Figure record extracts

########

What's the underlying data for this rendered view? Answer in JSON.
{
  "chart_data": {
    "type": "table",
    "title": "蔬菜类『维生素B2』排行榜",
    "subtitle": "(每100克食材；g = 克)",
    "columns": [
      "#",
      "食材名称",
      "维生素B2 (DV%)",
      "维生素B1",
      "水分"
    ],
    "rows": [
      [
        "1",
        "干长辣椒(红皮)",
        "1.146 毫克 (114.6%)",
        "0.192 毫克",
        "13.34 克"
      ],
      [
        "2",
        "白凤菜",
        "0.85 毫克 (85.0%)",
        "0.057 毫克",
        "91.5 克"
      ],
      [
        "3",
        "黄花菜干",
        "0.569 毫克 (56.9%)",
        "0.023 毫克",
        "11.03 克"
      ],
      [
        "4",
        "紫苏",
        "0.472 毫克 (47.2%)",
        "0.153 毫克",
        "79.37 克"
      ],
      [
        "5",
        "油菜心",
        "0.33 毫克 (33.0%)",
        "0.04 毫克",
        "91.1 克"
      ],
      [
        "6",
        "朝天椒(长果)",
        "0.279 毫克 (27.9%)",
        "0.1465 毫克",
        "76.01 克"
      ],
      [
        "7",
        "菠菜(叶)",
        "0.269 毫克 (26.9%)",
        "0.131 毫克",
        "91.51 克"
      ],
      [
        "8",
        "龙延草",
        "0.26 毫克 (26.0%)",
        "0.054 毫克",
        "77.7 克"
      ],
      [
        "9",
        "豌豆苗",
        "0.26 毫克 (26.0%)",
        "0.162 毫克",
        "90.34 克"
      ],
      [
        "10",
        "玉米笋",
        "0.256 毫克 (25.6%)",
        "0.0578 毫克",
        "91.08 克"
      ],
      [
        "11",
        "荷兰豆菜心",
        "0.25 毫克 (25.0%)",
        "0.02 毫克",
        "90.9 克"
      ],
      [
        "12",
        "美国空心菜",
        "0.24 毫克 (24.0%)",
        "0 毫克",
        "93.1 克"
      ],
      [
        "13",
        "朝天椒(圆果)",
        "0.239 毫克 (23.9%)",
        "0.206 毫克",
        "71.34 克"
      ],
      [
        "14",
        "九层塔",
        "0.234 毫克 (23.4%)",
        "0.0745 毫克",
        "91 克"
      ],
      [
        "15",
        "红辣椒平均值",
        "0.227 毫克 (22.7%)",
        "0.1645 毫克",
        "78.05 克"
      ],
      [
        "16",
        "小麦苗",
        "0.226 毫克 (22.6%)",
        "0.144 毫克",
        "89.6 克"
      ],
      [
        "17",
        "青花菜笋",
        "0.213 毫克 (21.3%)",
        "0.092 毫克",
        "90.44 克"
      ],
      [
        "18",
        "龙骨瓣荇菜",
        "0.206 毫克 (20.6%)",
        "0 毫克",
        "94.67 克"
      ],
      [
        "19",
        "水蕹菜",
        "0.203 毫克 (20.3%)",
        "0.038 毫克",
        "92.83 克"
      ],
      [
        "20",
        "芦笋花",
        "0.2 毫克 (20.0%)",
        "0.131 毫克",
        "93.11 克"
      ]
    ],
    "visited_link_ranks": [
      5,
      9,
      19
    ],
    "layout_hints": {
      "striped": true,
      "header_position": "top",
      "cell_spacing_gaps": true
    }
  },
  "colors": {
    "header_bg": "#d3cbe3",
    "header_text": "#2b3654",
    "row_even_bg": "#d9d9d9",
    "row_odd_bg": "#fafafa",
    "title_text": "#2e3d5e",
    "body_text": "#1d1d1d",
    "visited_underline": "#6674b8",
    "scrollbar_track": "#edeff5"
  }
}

########

◆ **What is required**
Restate every record exactly, leaving nothing out.

◆ **Finished answer**
What's the underlying data for this rendered view? Answer in JSON.
{
  "chart_data": {
    "type": "table",
    "title": "蔬菜类『维生素B2』排行榜",
    "subtitle": "(每100克食材；g = 克)",
    "columns": [
      "#",
      "食材名称",
      "维生素B2 (DV%)",
      "维生素B1",
      "水分"
    ],
    "rows": [
      [
        "1",
        "干长辣椒(红皮)",
        "1.146 毫克 (114.6%)",
        "0.192 毫克",
        "13.34 克"
      ],
      [
        "2",
        "白凤菜",
        "0.85 毫克 (85.0%)",
        "0.057 毫克",
        "91.5 克"
      ],
      [
        "3",
        "黄花菜干",
        "0.569 毫克 (56.9%)",
        "0.023 毫克",
        "11.03 克"
      ],
      [
        "4",
        "紫苏",
        "0.472 毫克 (47.2%)",
        "0.153 毫克",
        "79.37 克"
      ],
      [
        "5",
        "油菜心",
        "0.33 毫克 (33.0%)",
        "0.04 毫克",
        "91.1 克"
      ],
      [
        "6",
        "朝天椒(长果)",
        "0.279 毫克 (27.9%)",
        "0.1465 毫克",
        "76.01 克"
      ],
      [
        "7",
        "菠菜(叶)",
        "0.269 毫克 (26.9%)",
        "0.131 毫克",
        "91.51 克"
      ],
      [
        "8",
        "龙延草",
        "0.26 毫克 (26.0%)",
        "0.054 毫克",
        "77.7 克"
      ],
      [
        "9",
        "豌豆苗",
        "0.26 毫克 (26.0%)",
        "0.162 毫克",
        "90.34 克"
      ],
      [
        "10",
        "玉米笋",
        "0.256 毫克 (25.6%)",
        "0.0578 毫克",
        "91.08 克"
      ],
      [
        "11",
        "荷兰豆菜心",
        "0.25 毫克 (25.0%)",
        "0.02 毫克",
        "90.9 克"
      ],
      [
        "12",
        "美国空心菜",
        "0.24 毫克 (24.0%)",
        "0 毫克",
        "93.1 克"
      ],
      [
        "13",
        "朝天椒(圆果)",
        "0.239 毫克 (23.9%)",
        "0.206 毫克",
        "71.34 克"
      ],
      [
        "14",
        "九层塔",
        "0.234 毫克 (23.4%)",
        "0.0745 毫克",
        "91 克"
      ],
      [
        "15",
        "红辣椒平均值",
        "0.227 毫克 (22.7%)",
        "0.1645 毫克",
        "78.05 克"
      ],
      [
        "16",
        "小麦苗",
        "0.226 毫克 (22.6%)",
        "0.144 毫克",
        "89.6 克"
      ],
      [
        "17",
        "青花菜笋",
        "0.213 毫克 (21.3%)",
        "0.092 毫克",
        "90.44 克"
      ],
      [
        "18",
        "龙骨瓣荇菜",
        "0.206 毫克 (20.6%)",
        "0 毫克",
        "94.67 克"
      ],
      [
        "19",
        "水蕹菜",
        "0.203 毫克 (20.3%)",
        "0.038 毫克",
        "92.83 克"
      ],
      [
        "20",
        "芦笋花",
        "0.2 毫克 (20.0%)",
        "0.131 毫克",
        "93.11 克"
      ]
    ],
    "visited_link_ranks": [
      5,
      9,
      19
    ],
    "layout_hints": {
      "striped": true,
      "header_position": "top",
      "cell_spacing_gaps": true
    }
  },
  "colors": {
    "header_bg": "#d3cbe3",
    "header_text": "#2b3654",
    "row_even_bg": "#d9d9d9",
    "row_odd_bg": "#fafafa",
    "title_text": "#2e3d5e",
    "body_text": "#1d1d1d",
    "visited_underline": "#6674b8",
    "scrollbar_track": "#edeff5"
  }
}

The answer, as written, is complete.